▶ **STATED GOAL**: Tally the lines in the records underneath that contain the string "rustled", and state the figure by itself.

══ DATASET EXCERPTS ══

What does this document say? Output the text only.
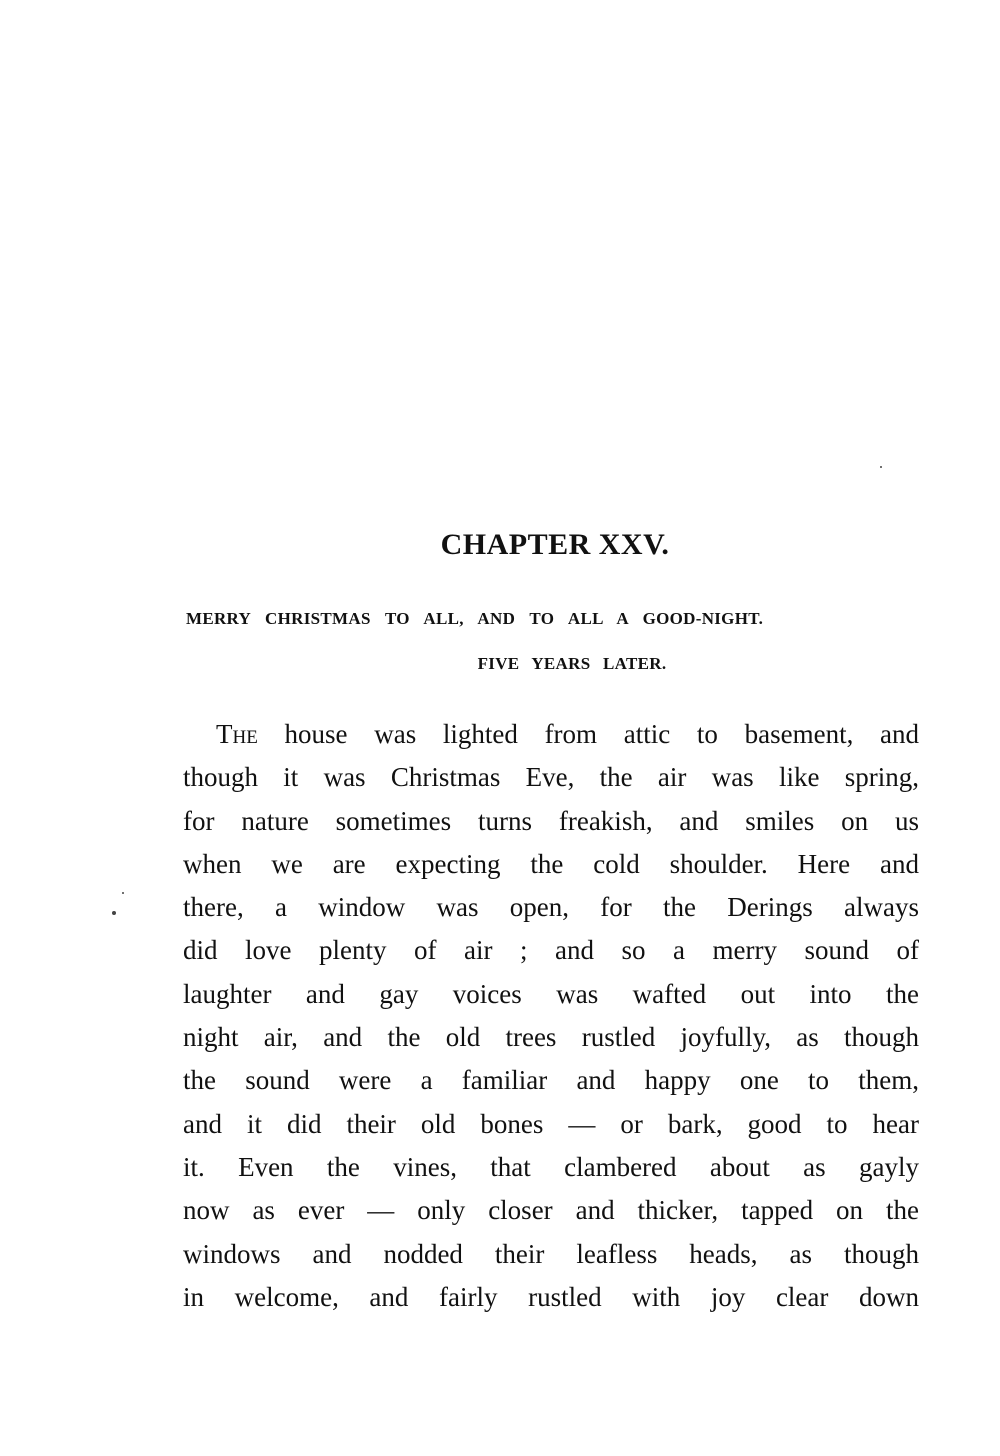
CHAPTER XXV.

MERRY CHRISTMAS TO ALL, AND TO ALL A GOOD-NIGHT.

FIVE YEARS LATER.

The house was lighted from attic to basement, and
though it was Christmas Eve, the air was like spring,
for nature sometimes turns freakish, and smiles on us
when we are expecting the cold shoulder. Here and
there, a window was open, for the Derings always
did love plenty of air ; and so a merry sound of
laughter and gay voices was wafted out into the
night air, and the old trees rustled joyfully, as though
the sound were a familiar and happy one to them,
and it did their old bones — or bark, good to hear
it. Even the vines, that clambered about as gayly
now as ever — only closer and thicker, tapped on the
windows and nodded their leafless heads, as though
in welcome, and fairly rustled with joy clear down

═══

▶ **WRITTEN RESPONSE**: 2